• Task instructions:
Please rewrite the entries from the start up to and including the line with "imprint-extend-icon [1484,77,1591,175]", switching "tool" to "utility" and keeping everything else the same.
*** Task inputs ***
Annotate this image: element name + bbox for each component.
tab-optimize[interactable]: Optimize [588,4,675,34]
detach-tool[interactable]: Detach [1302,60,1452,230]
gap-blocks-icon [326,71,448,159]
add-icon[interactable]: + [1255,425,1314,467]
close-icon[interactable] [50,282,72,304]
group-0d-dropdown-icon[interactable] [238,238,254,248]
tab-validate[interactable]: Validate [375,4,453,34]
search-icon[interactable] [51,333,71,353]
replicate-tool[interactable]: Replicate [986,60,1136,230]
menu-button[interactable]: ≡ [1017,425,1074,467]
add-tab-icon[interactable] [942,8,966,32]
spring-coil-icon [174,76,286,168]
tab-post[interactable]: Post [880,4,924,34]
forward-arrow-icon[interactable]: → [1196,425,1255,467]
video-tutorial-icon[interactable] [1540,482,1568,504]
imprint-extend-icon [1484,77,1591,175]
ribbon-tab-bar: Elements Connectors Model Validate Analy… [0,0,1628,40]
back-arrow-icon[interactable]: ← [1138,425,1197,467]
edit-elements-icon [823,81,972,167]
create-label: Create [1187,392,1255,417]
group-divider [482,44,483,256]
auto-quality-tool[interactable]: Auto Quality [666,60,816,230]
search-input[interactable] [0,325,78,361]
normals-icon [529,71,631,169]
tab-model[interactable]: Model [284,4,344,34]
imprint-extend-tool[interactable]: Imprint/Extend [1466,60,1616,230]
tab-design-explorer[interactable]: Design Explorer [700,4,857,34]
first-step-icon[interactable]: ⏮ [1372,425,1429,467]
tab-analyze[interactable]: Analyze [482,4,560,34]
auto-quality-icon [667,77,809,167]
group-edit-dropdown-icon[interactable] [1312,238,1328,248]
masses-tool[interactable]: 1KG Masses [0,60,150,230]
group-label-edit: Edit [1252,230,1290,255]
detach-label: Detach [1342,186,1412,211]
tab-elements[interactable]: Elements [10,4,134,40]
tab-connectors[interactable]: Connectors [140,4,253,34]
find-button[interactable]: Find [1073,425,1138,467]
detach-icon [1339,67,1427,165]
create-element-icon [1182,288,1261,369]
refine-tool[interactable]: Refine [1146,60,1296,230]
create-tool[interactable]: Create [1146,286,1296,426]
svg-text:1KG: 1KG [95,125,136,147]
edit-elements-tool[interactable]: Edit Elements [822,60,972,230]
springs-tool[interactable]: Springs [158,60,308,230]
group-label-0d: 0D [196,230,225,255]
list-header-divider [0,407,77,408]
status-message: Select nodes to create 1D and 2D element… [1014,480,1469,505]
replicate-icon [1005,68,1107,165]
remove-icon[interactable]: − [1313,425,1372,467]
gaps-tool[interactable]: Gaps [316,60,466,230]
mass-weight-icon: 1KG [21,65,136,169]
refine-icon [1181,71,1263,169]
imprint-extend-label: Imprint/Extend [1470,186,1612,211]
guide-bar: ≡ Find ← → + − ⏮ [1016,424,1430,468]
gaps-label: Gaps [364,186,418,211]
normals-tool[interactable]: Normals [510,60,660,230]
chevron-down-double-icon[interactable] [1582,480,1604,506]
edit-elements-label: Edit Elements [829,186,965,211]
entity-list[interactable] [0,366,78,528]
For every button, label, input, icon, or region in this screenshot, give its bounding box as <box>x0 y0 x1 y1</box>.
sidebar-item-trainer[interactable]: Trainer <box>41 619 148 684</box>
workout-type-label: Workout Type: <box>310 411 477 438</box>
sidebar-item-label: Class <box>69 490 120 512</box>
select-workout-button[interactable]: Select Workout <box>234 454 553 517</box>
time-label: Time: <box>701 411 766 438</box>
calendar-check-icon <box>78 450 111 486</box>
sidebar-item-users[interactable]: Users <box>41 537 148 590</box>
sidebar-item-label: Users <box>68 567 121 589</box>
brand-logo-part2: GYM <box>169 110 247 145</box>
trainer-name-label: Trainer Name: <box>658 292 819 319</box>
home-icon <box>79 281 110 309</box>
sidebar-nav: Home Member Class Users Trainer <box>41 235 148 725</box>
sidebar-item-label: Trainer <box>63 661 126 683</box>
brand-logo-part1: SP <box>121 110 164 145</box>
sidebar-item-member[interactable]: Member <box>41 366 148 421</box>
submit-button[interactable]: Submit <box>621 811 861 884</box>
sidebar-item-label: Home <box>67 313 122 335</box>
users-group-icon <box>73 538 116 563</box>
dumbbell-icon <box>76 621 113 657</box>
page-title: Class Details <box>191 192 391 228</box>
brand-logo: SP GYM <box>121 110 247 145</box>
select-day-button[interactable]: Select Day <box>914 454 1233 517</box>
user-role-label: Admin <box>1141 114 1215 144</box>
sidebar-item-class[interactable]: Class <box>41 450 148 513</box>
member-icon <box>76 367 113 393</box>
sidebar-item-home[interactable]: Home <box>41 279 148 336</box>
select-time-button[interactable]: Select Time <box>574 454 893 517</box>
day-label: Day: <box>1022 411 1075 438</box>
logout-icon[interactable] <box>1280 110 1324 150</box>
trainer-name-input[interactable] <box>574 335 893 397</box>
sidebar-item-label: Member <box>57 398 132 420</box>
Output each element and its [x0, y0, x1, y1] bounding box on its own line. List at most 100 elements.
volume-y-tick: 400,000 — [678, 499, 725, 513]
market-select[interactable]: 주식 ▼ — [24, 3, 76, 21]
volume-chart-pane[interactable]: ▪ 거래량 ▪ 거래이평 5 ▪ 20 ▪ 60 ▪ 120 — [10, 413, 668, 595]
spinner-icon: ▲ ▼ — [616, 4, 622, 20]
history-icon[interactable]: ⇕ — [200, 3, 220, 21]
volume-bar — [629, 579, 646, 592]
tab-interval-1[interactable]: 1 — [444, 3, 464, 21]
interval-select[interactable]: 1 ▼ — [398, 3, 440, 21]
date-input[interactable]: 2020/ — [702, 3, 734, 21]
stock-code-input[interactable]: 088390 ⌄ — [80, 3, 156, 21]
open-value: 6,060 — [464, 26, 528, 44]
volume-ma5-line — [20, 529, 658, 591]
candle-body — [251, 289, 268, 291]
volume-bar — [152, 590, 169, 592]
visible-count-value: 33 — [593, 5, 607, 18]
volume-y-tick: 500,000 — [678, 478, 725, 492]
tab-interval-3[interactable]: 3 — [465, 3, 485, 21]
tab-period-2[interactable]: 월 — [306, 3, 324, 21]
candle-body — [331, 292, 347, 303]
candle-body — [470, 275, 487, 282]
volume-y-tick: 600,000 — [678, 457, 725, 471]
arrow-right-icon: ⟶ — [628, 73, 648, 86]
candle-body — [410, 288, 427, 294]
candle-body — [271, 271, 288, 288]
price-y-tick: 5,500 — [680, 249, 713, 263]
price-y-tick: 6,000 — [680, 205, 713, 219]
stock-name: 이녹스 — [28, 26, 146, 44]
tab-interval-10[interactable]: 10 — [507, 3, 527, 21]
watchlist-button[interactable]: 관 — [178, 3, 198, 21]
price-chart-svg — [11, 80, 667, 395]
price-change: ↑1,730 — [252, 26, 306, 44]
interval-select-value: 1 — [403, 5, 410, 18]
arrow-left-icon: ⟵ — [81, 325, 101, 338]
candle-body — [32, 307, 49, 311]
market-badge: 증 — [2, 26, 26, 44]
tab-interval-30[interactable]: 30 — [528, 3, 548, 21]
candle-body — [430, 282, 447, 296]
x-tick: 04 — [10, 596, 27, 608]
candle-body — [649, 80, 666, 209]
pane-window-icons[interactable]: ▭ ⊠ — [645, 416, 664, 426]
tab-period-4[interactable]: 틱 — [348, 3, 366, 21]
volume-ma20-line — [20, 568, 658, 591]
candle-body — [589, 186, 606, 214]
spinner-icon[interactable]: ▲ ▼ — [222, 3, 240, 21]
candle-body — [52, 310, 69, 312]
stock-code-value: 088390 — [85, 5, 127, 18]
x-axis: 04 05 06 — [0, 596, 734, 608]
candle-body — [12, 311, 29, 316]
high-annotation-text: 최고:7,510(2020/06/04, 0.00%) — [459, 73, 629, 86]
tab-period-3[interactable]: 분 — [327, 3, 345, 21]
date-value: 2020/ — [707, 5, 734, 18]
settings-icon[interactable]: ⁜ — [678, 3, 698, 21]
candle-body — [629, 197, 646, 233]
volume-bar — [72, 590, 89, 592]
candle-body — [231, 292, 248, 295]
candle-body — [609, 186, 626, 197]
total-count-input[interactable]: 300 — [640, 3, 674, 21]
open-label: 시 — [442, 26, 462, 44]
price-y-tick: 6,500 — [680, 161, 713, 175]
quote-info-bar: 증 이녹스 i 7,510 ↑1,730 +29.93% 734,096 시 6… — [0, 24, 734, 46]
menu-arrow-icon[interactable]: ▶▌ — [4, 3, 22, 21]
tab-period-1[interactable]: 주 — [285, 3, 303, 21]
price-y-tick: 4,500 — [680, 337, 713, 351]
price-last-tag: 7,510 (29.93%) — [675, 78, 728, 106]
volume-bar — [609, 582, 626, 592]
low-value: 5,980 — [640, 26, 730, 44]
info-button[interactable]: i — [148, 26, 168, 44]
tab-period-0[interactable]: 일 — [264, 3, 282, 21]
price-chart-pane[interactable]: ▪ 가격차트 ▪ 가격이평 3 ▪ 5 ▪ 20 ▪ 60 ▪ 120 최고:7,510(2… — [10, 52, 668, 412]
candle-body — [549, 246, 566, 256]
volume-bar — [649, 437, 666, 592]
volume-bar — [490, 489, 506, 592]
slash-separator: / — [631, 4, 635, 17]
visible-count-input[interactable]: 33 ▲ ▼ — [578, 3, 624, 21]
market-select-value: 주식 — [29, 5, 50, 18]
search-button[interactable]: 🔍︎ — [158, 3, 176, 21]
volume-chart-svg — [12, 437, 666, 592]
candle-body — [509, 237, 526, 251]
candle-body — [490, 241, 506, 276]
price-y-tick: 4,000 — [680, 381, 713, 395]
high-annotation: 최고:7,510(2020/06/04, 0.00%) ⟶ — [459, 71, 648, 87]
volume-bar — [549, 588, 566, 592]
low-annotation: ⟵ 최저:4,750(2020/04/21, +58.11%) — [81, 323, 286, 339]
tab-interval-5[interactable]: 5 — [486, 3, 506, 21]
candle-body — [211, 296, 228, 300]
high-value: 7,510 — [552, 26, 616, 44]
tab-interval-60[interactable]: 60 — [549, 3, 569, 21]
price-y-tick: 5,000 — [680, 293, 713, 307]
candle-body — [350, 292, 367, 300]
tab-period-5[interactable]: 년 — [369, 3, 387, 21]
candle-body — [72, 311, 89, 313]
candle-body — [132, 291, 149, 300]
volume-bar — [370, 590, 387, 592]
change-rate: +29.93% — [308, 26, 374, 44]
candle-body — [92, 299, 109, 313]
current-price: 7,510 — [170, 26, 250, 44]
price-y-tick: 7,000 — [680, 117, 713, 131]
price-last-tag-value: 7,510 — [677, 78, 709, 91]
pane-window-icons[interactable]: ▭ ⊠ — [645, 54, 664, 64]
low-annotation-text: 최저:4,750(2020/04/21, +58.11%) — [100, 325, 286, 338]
***
• Answer to the task:
Annotate this image: element name + bbox for each component.
tab-optimize[interactable]: Optimize [588,4,675,34]
detach-utility[interactable]: Detach [1302,60,1452,230]
gap-blocks-icon [326,71,448,159]
add-icon[interactable]: + [1255,425,1314,467]
close-icon[interactable] [50,282,72,304]
group-0d-dropdown-icon[interactable] [238,238,254,248]
tab-validate[interactable]: Validate [375,4,453,34]
search-icon[interactable] [51,333,71,353]
replicate-utility[interactable]: Replicate [986,60,1136,230]
menu-button[interactable]: ≡ [1017,425,1074,467]
add-tab-icon[interactable] [942,8,966,32]
spring-coil-icon [174,76,286,168]
tab-post[interactable]: Post [880,4,924,34]
forward-arrow-icon[interactable]: → [1196,425,1255,467]
video-tutorial-icon[interactable] [1540,482,1568,504]
imprint-extend-icon [1484,77,1591,175]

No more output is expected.